Task: Locate each line with the string "уровне" in the listing below and copy it.

-- Source data start --

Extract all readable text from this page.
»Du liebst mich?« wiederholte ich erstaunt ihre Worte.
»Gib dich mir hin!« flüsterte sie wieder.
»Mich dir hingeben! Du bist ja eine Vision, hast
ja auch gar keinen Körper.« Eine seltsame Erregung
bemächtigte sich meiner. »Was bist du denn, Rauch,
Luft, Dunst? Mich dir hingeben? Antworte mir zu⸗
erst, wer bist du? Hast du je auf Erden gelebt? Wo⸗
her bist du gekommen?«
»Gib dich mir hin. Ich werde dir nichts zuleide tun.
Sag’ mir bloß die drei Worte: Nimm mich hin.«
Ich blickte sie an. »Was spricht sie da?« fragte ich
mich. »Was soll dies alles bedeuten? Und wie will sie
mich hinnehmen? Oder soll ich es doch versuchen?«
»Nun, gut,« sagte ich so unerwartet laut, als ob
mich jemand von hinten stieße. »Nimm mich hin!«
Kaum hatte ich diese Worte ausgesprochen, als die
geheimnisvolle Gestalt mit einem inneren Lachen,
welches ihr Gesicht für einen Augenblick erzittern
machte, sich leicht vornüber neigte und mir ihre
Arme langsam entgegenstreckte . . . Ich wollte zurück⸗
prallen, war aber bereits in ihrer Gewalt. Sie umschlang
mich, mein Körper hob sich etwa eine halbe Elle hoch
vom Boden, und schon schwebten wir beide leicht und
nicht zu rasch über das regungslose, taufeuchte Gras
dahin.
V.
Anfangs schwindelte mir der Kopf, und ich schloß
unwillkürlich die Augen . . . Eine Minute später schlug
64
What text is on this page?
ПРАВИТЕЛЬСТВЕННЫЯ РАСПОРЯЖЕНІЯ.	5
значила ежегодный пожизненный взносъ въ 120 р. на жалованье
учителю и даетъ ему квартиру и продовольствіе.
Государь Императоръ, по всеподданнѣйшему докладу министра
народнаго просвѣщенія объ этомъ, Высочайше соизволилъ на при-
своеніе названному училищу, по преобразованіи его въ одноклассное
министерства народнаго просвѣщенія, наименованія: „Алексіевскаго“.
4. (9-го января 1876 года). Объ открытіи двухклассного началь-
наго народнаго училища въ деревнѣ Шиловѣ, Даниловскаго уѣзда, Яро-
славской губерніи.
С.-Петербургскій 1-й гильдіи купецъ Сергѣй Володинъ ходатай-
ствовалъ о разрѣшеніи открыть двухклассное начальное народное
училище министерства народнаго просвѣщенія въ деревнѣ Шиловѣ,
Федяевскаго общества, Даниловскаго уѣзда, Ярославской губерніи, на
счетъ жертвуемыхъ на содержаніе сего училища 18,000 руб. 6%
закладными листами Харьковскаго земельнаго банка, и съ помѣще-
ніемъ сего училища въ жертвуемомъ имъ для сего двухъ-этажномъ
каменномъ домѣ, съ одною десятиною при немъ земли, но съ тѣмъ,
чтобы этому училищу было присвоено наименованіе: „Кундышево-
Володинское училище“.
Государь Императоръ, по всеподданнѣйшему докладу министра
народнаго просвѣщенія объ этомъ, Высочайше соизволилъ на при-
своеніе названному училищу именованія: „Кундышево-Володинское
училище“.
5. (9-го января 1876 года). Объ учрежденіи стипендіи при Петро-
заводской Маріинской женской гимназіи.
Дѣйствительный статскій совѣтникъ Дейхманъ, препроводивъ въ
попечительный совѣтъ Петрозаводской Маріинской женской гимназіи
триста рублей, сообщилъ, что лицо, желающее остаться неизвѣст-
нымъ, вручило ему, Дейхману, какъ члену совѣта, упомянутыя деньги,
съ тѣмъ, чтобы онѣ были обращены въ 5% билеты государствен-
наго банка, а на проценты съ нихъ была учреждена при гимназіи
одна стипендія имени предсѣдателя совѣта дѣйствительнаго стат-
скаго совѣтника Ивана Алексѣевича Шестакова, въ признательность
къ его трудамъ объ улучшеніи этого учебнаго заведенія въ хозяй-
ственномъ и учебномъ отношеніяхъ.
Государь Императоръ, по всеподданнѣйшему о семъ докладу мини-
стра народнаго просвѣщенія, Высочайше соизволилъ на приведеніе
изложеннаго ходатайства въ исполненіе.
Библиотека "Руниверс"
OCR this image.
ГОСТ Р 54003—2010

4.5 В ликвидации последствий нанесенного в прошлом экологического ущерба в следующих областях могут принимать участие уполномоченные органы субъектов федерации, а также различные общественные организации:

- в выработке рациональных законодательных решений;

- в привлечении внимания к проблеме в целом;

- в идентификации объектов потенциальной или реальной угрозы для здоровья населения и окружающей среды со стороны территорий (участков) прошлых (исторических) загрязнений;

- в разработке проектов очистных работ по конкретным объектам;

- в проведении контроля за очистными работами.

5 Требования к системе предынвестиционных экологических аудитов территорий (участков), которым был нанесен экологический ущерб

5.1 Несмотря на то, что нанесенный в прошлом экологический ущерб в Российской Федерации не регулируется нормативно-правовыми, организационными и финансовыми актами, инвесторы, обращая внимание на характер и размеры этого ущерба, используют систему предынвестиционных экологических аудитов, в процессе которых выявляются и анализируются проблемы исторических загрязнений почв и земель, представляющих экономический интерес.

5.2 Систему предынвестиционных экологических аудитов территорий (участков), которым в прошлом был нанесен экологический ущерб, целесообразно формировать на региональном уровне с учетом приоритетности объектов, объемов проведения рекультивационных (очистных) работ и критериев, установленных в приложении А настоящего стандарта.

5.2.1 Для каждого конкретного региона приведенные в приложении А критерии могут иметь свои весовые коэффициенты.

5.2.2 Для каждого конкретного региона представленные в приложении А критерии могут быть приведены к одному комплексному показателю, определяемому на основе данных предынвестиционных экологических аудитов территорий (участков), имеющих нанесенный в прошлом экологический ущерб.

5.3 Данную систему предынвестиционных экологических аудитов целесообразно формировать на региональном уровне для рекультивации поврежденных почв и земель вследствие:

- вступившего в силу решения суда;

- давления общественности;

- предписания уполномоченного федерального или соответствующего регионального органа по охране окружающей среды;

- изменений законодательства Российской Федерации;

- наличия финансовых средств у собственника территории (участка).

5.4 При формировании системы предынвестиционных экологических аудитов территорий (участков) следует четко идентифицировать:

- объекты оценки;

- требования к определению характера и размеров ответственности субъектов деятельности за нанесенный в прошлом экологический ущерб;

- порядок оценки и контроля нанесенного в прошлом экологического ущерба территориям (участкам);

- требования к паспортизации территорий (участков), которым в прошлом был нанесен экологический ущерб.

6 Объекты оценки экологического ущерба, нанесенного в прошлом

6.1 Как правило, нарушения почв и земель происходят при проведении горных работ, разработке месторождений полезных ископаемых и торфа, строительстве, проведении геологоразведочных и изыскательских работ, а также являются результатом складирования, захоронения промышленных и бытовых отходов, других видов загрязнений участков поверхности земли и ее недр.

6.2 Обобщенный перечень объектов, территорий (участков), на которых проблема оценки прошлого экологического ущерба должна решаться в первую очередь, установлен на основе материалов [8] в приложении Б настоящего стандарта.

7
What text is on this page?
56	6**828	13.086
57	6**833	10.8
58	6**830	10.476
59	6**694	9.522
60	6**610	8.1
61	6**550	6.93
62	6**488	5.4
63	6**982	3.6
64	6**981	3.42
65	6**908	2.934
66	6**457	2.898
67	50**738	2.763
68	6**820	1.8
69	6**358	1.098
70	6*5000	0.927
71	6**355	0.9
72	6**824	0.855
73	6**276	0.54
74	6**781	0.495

-- Source data end --

Output below:
5.2 Систему предынвестиционных экологических аудитов территорий (участков), которым в прошлом был нанесен экологический ущерб, целесообразно формировать на региональном уровне с учетом приоритетности объектов, объемов проведения рекультивационных (очистных) работ и критериев, установленных в приложении А настоящего стандарта.
5.3 Данную систему предынвестиционных экологических аудитов целесообразно формировать на региональном уровне для рекультивации поврежденных почв и земель вследствие:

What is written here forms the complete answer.